- _Challenge_
Write out each line that follows exactly as it stands, without the pictures.

***

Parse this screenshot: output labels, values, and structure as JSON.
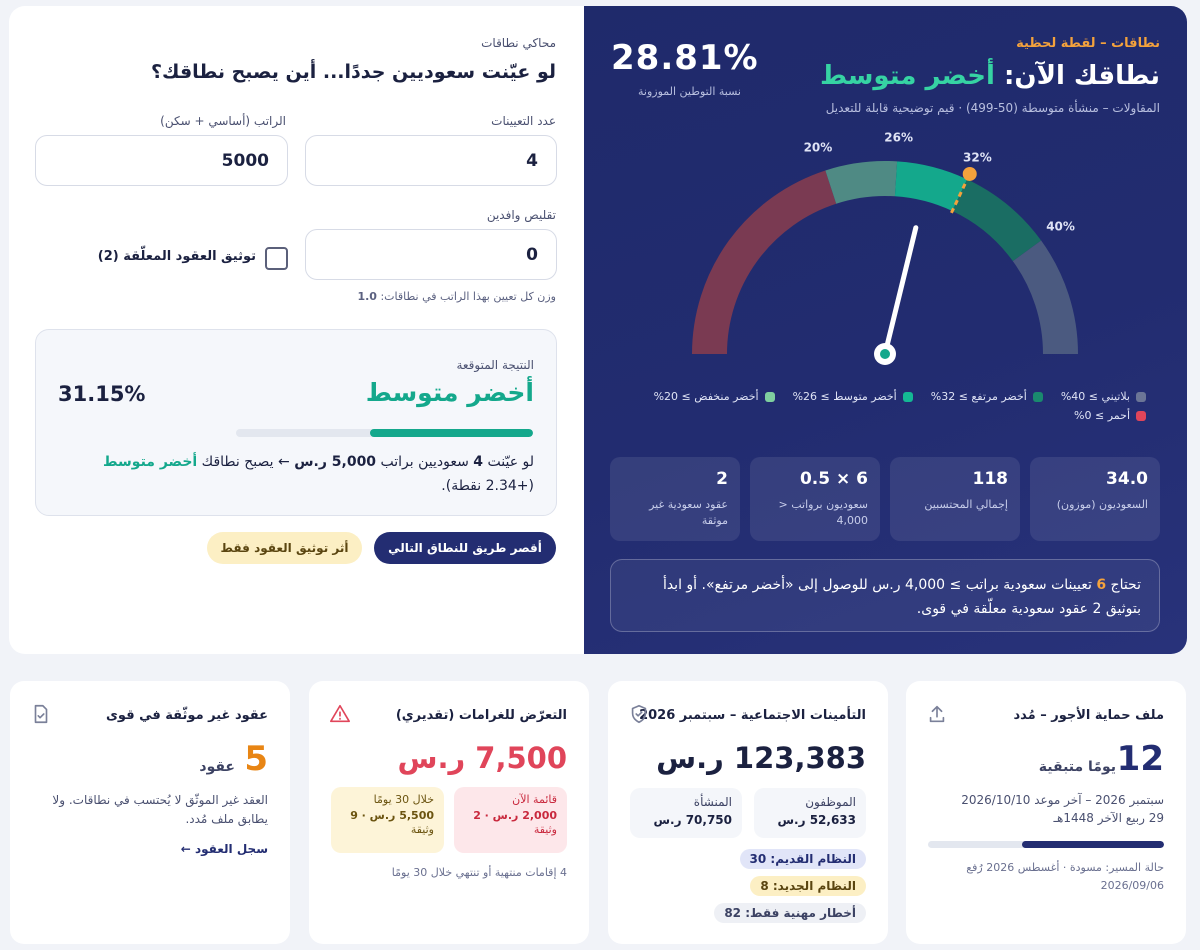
{
  "simulator": {
    "eyebrow": "محاكي نطاقات",
    "question": "لو عيّنت سعوديين جددًا... أين يصبح نطاقك؟",
    "hires_label": "عدد التعيينات",
    "hires_value": "4",
    "salary_label": "الراتب (أساسي + سكن)",
    "salary_value": "5000",
    "reduce_label": "تقليص وافدين",
    "reduce_value": "0",
    "checkbox_label": "توثيق العقود المعلّقة (2)",
    "weight_note_prefix": "وزن كل تعيين بهذا الراتب في نطاقات: ",
    "weight_value": "1.0",
    "result_label": "النتيجة المتوقعة",
    "result_band": "أخضر متوسط",
    "result_pct": "31.15%",
    "result_progress": 0.55,
    "result_text_1": "لو عيّنت ",
    "result_hires": "4",
    "result_text_2": " سعوديين براتب ",
    "result_salary": "5,000 ر.س",
    "result_text_3": " ← يصبح نطاقك ",
    "result_band_inline": "أخضر متوسط",
    "result_points": "(+2.34 نقطة).",
    "btn_shortest": "أقصر طريق للنطاق التالي",
    "btn_docs": "أثر توثيق العقود فقط"
  },
  "status": {
    "eyebrow": "نطاقات – لقطة لحظية",
    "title_prefix": "نطاقك الآن: ",
    "title_band": "أخضر متوسط",
    "subtitle": "المقاولات – منشأة متوسطة (50-499) · قيم توضيحية قابلة للتعديل",
    "pct": "28.81%",
    "pct_label": "نسبة التوطين الموزونة",
    "gauge": {
      "value": 28.81,
      "max": 50,
      "target": 32,
      "ticks": [
        "20%",
        "26%",
        "32%",
        "40%"
      ],
      "tick_values": [
        20,
        26,
        32,
        40
      ],
      "segments": [
        {
          "from": 0,
          "to": 20,
          "color": "#7a3a52"
        },
        {
          "from": 20,
          "to": 26,
          "color": "#4f8a84"
        },
        {
          "from": 26,
          "to": 32,
          "color": "#14a88c"
        },
        {
          "from": 32,
          "to": 40,
          "color": "#1a6d63"
        },
        {
          "from": 40,
          "to": 50,
          "color": "#4b5a80"
        }
      ]
    },
    "legend": [
      {
        "label": "بلاتيني ≥ 40%",
        "color": "#6b7596"
      },
      {
        "label": "أخضر مرتفع ≥ 32%",
        "color": "#1a8a6e"
      },
      {
        "label": "أخضر متوسط ≥ 26%",
        "color": "#14b894"
      },
      {
        "label": "أخضر منخفض ≥ 20%",
        "color": "#7fcf9f"
      },
      {
        "label": "أحمر ≥ 0%",
        "color": "#e0455a"
      }
    ],
    "stats": [
      {
        "value": "34.0",
        "label": "السعوديون (موزون)"
      },
      {
        "value": "118",
        "label": "إجمالي المحتسبين"
      },
      {
        "value": "6 × 0.5",
        "label": "سعوديون برواتب < 4,000"
      },
      {
        "value": "2",
        "label": "عقود سعودية غير موثقة"
      }
    ],
    "hint_1": "تحتاج ",
    "hint_num": "6",
    "hint_2": " تعيينات سعودية براتب ≥ 4,000 ر.س للوصول إلى «أخضر مرتفع». أو ابدأ بتوثيق 2 عقود سعودية معلّقة في قوى."
  },
  "cards": {
    "wps": {
      "title": "ملف حماية الأجور – مُدد",
      "days": "12",
      "days_label": "يومًا متبقية",
      "line1": "سبتمبر 2026 – آخر موعد 2026/10/10",
      "line2": "29 ربيع الآخر 1448هـ",
      "progress": 0.6,
      "foot1": "حالة المسير: مسودة · أغسطس 2026 رُفع",
      "foot2": "2026/09/06"
    },
    "gosi": {
      "title": "التأمينات الاجتماعية – سبتمبر 2026",
      "amount": "123,383 ر.س",
      "emp_label": "الموظفون",
      "emp_value": "52,633 ر.س",
      "est_label": "المنشأة",
      "est_value": "70,750 ر.س",
      "old": "النظام القديم: 30",
      "new": "النظام الجديد: 8",
      "hazard": "أخطار مهنية فقط: 82"
    },
    "fines": {
      "title": "التعرّض للغرامات (تقديري)",
      "amount": "7,500 ر.س",
      "now_label": "قائمة الآن",
      "now_value": "2,000 ر.س · 2",
      "now_unit": "وثيقة",
      "soon_label": "خلال 30 يومًا",
      "soon_value": "5,500 ر.س · 9",
      "soon_unit": "وثيقة",
      "foot": "4 إقامات منتهية أو تنتهي خلال 30 يومًا"
    },
    "contracts": {
      "title": "عقود غير موثّقة في قوى",
      "count": "5",
      "count_label": "عقود",
      "desc": "العقد غير الموثّق لا يُحتسب في نطاقات. ولا يطابق ملف مُدد.",
      "link": "سجل العقود ←"
    }
  },
  "colors": {
    "green": "#14a88c",
    "orange": "#f4a23c",
    "red": "#e0455a",
    "navy": "#232d72"
  }
}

***

- _Result for this exercise_
Parse this screenshot: output labels, values, and structure as JSON.
{
  "simulator": {
    "eyebrow": "محاكي نطاقات",
    "question": "لو عيّنت سعوديين جددًا... أين يصبح نطاقك؟",
    "hires_label": "عدد التعيينات",
    "hires_value": "4",
    "salary_label": "الراتب (أساسي + سكن)",
    "salary_value": "5000",
    "reduce_label": "تقليص وافدين",
    "reduce_value": "0",
    "checkbox_label": "توثيق العقود المعلّقة (2)",
    "weight_note_prefix": "وزن كل تعيين بهذا الراتب في نطاقات: ",
    "weight_value": "1.0",
    "result_label": "النتيجة المتوقعة",
    "result_band": "أخضر متوسط",
    "result_pct": "31.15%",
    "result_progress": 0.55,
    "result_text_1": "لو عيّنت ",
    "result_hires": "4",
    "result_text_2": " سعوديين براتب ",
    "result_salary": "5,000 ر.س",
    "result_text_3": " ← يصبح نطاقك ",
    "result_band_inline": "أخضر متوسط",
    "result_points": "(+2.34 نقطة).",
    "btn_shortest": "أقصر طريق للنطاق التالي",
    "btn_docs": "أثر توثيق العقود فقط"
  },
  "status": {
    "eyebrow": "نطاقات – لقطة لحظية",
    "title_prefix": "نطاقك الآن: ",
    "title_band": "أخضر متوسط",
    "subtitle": "المقاولات – منشأة متوسطة (50-499) · قيم توضيحية قابلة للتعديل",
    "pct": "28.81%",
    "pct_label": "نسبة التوطين الموزونة",
    "gauge": {
      "value": 28.81,
      "max": 50,
      "target": 32,
      "ticks": [
        "20%",
        "26%",
        "32%",
        "40%"
      ],
      "tick_values": [
        20,
        26,
        32,
        40
      ],
      "segments": [
        {
          "from": 0,
          "to": 20,
          "color": "#7a3a52"
        },
        {
          "from": 20,
          "to": 26,
          "color": "#4f8a84"
        },
        {
          "from": 26,
          "to": 32,
          "color": "#14a88c"
        },
        {
          "from": 32,
          "to": 40,
          "color": "#1a6d63"
        },
        {
          "from": 40,
          "to": 50,
          "color": "#4b5a80"
        }
      ]
    },
    "legend": [
      {
        "label": "بلاتيني ≥ 40%",
        "color": "#6b7596"
      },
      {
        "label": "أخضر مرتفع ≥ 32%",
        "color": "#1a8a6e"
      },
      {
        "label": "أخضر متوسط ≥ 26%",
        "color": "#14b894"
      },
      {
        "label": "أخضر منخفض ≥ 20%",
        "color": "#7fcf9f"
      },
      {
        "label": "أحمر ≥ 0%",
        "color": "#e0455a"
      }
    ],
    "stats": [
      {
        "value": "34.0",
        "label": "السعوديون (موزون)"
      },
      {
        "value": "118",
        "label": "إجمالي المحتسبين"
      },
      {
        "value": "6 × 0.5",
        "label": "سعوديون برواتب < 4,000"
      },
      {
        "value": "2",
        "label": "عقود سعودية غير موثقة"
      }
    ],
    "hint_1": "تحتاج ",
    "hint_num": "6",
    "hint_2": " تعيينات سعودية براتب ≥ 4,000 ر.س للوصول إلى «أخضر مرتفع». أو ابدأ بتوثيق 2 عقود سعودية معلّقة في قوى."
  },
  "cards": {
    "wps": {
      "title": "ملف حماية الأجور – مُدد",
      "days": "12",
      "days_label": "يومًا متبقية",
      "line1": "سبتمبر 2026 – آخر موعد 2026/10/10",
      "line2": "29 ربيع الآخر 1448هـ",
      "progress": 0.6,
      "foot1": "حالة المسير: مسودة · أغسطس 2026 رُفع",
      "foot2": "2026/09/06"
    },
    "gosi": {
      "title": "التأمينات الاجتماعية – سبتمبر 2026",
      "amount": "123,383 ر.س",
      "emp_label": "الموظفون",
      "emp_value": "52,633 ر.س",
      "est_label": "المنشأة",
      "est_value": "70,750 ر.س",
      "old": "النظام القديم: 30",
      "new": "النظام الجديد: 8",
      "hazard": "أخطار مهنية فقط: 82"
    },
    "fines": {
      "title": "التعرّض للغرامات (تقديري)",
      "amount": "7,500 ر.س",
      "now_label": "قائمة الآن",
      "now_value": "2,000 ر.س · 2",
      "now_unit": "وثيقة",
      "soon_label": "خلال 30 يومًا",
      "soon_value": "5,500 ر.س · 9",
      "soon_unit": "وثيقة",
      "foot": "4 إقامات منتهية أو تنتهي خلال 30 يومًا"
    },
    "contracts": {
      "title": "عقود غير موثّقة في قوى",
      "count": "5",
      "count_label": "عقود",
      "desc": "العقد غير الموثّق لا يُحتسب في نطاقات. ولا يطابق ملف مُدد.",
      "link": "سجل العقود ←"
    }
  },
  "colors": {
    "green": "#14a88c",
    "orange": "#f4a23c",
    "red": "#e0455a",
    "navy": "#232d72"
  }
}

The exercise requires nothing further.